_Records from a data collection_:
»»

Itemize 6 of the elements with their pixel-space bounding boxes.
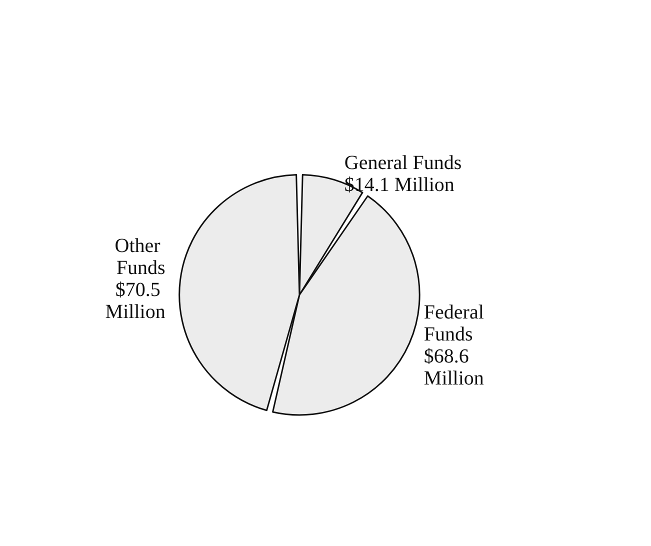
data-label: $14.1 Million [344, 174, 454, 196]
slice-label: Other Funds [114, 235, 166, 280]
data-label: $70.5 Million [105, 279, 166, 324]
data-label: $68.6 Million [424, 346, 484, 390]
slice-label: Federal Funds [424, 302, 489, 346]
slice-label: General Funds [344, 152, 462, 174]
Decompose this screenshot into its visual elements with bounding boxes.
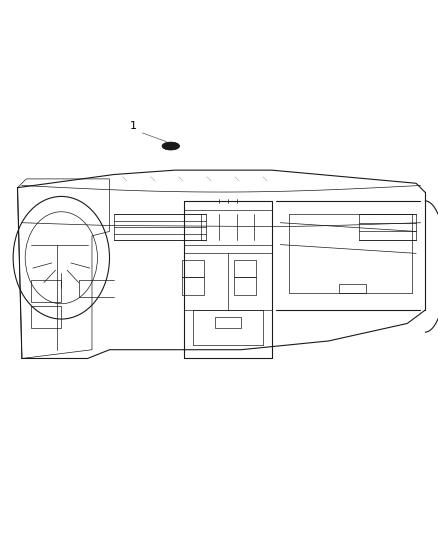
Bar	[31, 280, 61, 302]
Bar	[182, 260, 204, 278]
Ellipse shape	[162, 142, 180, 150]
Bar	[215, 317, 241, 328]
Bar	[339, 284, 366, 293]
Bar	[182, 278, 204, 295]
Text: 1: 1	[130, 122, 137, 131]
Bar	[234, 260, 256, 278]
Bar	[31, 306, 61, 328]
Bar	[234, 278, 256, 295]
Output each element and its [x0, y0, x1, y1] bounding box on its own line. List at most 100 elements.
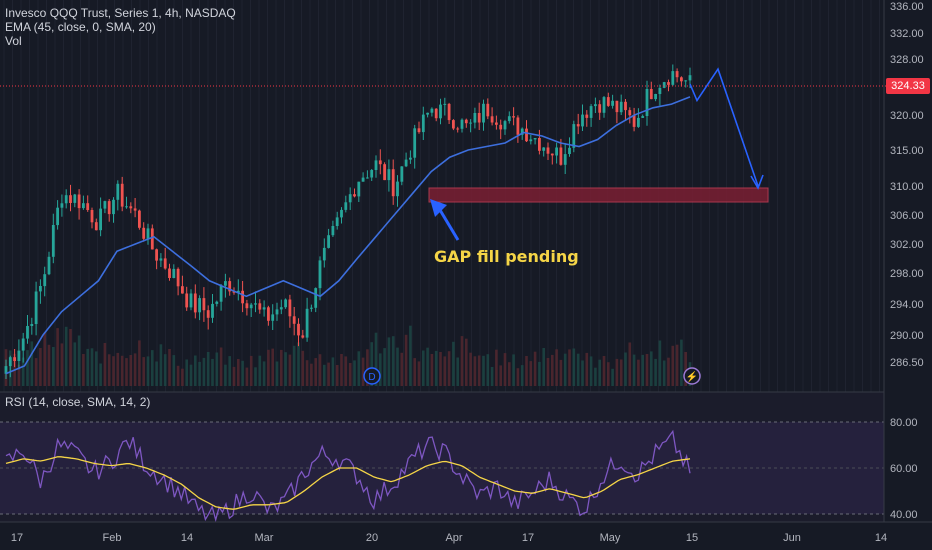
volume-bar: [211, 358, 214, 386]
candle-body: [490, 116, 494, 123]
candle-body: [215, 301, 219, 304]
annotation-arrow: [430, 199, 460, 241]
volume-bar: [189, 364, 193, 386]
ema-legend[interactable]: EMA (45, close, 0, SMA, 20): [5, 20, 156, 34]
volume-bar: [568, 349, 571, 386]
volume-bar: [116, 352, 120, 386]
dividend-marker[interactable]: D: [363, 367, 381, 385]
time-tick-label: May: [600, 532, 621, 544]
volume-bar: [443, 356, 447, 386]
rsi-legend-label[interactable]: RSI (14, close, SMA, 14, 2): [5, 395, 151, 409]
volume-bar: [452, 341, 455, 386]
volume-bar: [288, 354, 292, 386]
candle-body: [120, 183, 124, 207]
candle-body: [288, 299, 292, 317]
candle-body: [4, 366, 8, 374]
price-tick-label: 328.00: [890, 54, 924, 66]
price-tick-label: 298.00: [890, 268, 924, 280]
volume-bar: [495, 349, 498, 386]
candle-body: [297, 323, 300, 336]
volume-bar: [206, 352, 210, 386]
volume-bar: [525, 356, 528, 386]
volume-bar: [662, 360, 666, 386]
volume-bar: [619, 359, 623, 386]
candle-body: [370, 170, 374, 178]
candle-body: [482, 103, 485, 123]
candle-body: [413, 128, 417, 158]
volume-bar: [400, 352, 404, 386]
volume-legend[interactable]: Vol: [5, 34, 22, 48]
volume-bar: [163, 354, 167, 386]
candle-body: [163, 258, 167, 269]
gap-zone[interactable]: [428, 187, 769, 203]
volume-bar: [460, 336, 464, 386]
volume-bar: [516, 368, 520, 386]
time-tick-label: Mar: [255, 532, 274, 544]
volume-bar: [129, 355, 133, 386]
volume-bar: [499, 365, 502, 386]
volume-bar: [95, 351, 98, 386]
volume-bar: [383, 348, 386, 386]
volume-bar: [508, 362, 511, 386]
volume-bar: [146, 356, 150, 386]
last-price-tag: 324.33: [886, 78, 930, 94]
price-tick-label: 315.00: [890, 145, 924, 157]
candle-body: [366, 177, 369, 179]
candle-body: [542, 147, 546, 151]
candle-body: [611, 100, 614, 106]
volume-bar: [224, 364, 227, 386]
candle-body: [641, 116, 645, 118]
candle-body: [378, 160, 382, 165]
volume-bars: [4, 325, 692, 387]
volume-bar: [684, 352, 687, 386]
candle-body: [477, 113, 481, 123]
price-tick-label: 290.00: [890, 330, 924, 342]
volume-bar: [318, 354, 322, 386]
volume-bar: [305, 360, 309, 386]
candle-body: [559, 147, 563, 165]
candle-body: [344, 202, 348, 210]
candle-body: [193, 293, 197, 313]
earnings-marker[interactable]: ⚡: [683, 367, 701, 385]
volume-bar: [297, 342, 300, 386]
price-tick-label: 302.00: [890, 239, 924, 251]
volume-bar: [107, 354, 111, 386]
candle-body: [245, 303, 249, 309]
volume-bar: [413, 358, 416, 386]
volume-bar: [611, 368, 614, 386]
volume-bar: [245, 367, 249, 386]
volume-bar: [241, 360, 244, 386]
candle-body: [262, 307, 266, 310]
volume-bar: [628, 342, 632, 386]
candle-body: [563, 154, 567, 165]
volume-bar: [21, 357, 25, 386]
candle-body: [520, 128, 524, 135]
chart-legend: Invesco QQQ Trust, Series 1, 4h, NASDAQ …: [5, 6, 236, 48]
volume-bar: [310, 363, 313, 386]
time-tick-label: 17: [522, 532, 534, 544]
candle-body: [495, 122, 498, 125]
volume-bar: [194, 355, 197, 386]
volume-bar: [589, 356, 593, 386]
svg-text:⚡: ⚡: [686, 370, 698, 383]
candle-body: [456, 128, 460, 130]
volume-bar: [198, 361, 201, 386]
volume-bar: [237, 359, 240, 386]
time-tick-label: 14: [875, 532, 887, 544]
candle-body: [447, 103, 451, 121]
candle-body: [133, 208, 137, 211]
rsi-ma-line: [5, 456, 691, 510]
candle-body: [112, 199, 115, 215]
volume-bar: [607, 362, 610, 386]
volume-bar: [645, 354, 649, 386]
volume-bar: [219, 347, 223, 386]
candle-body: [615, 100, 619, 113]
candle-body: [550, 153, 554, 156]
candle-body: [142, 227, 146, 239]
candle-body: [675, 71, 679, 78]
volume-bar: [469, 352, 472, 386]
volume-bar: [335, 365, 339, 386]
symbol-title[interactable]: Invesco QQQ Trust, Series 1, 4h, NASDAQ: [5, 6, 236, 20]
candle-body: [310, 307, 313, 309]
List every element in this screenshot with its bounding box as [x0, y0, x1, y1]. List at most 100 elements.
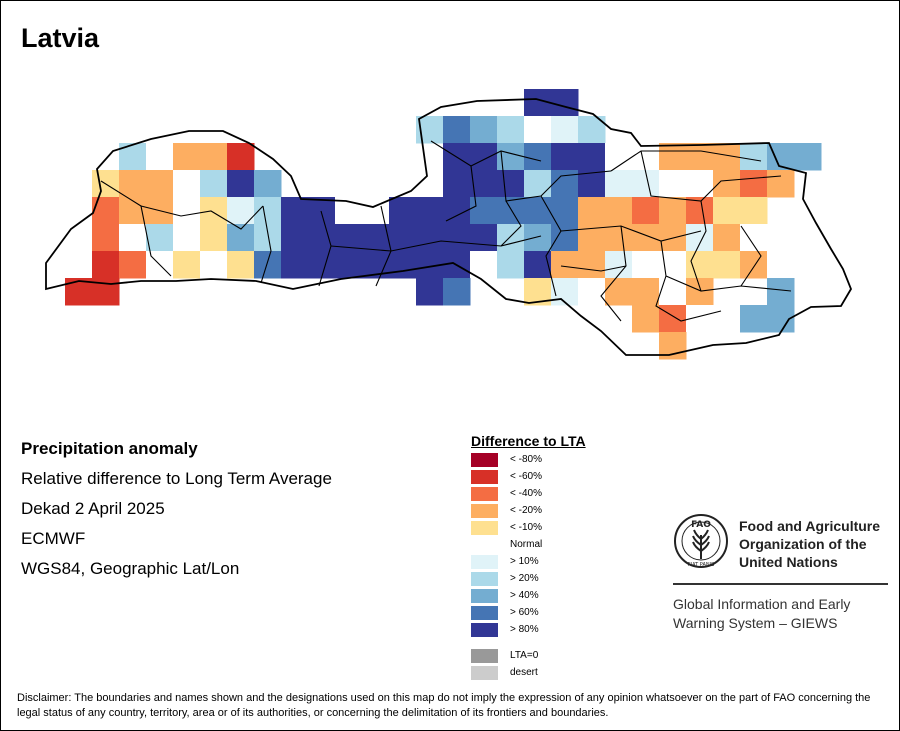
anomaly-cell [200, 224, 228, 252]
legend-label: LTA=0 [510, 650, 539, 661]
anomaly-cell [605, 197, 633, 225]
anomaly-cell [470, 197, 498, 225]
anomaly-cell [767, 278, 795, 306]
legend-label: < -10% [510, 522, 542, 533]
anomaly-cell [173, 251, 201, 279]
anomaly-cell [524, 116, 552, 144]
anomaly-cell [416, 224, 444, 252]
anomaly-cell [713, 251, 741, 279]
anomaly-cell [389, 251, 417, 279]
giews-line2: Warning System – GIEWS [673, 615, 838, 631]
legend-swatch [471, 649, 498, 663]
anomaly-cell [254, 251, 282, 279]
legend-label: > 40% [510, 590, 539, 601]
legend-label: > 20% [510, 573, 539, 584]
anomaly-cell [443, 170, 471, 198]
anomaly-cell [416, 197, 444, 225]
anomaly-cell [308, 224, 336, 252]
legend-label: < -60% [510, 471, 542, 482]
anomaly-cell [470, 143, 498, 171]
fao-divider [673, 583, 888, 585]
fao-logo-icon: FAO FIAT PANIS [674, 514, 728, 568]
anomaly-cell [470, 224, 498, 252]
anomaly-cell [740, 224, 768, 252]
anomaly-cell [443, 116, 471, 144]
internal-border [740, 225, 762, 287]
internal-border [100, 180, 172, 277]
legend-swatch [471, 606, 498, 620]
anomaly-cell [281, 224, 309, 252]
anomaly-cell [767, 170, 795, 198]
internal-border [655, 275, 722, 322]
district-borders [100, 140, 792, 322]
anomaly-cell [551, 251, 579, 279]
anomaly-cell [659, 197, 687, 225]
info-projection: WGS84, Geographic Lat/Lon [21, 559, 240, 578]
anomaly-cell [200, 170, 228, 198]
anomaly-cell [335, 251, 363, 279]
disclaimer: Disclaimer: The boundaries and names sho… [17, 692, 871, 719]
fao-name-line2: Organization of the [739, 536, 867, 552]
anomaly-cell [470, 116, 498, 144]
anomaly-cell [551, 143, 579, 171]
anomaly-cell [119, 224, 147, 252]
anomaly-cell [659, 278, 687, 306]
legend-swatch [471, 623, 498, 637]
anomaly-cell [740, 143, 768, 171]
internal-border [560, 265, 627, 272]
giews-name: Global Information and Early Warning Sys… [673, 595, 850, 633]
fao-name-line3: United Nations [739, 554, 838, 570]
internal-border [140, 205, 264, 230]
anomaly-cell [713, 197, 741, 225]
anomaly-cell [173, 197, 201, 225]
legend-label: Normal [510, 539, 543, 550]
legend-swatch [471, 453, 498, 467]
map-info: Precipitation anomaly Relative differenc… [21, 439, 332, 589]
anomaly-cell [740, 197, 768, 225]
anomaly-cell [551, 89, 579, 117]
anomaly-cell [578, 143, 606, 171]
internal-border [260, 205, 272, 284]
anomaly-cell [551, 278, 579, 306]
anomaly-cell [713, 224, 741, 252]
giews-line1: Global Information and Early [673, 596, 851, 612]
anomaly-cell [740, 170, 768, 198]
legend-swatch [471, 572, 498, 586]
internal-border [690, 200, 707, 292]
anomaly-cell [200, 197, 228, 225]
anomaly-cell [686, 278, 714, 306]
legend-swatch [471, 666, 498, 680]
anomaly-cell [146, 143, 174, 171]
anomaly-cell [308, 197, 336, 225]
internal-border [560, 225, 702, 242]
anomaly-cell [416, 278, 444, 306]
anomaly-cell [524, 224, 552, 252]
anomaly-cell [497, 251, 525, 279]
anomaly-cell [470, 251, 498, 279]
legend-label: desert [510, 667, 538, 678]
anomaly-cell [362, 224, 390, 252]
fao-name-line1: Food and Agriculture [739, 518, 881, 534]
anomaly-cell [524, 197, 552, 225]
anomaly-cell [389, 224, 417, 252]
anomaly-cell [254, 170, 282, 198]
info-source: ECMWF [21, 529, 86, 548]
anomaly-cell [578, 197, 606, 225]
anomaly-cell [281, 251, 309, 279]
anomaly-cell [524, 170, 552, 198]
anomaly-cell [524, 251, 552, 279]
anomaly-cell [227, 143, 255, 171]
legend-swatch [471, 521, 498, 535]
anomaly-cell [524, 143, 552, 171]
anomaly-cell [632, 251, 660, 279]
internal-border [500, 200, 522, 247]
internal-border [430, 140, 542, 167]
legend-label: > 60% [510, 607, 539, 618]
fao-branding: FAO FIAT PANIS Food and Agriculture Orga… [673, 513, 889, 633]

««

_What is expected_:
Copy, unchanged, everything in the listing from the line containing "anomaly-cell [200, 224, 228, 252]" down to the line containing "anomaly-cell [443, 170, 471, 198]", including both of those lines.

_Finished exercise_:
anomaly-cell [200, 224, 228, 252]
legend-label: LTA=0 [510, 650, 539, 661]
anomaly-cell [605, 197, 633, 225]
anomaly-cell [470, 197, 498, 225]
anomaly-cell [767, 278, 795, 306]
legend-label: < -10% [510, 522, 542, 533]
anomaly-cell [173, 251, 201, 279]
anomaly-cell [524, 116, 552, 144]
anomaly-cell [416, 224, 444, 252]
anomaly-cell [713, 251, 741, 279]
anomaly-cell [389, 251, 417, 279]
giews-line2: Warning System – GIEWS [673, 615, 838, 631]
legend-swatch [471, 649, 498, 663]
anomaly-cell [254, 251, 282, 279]
legend-label: > 40% [510, 590, 539, 601]
legend-label: > 20% [510, 573, 539, 584]
anomaly-cell [443, 170, 471, 198]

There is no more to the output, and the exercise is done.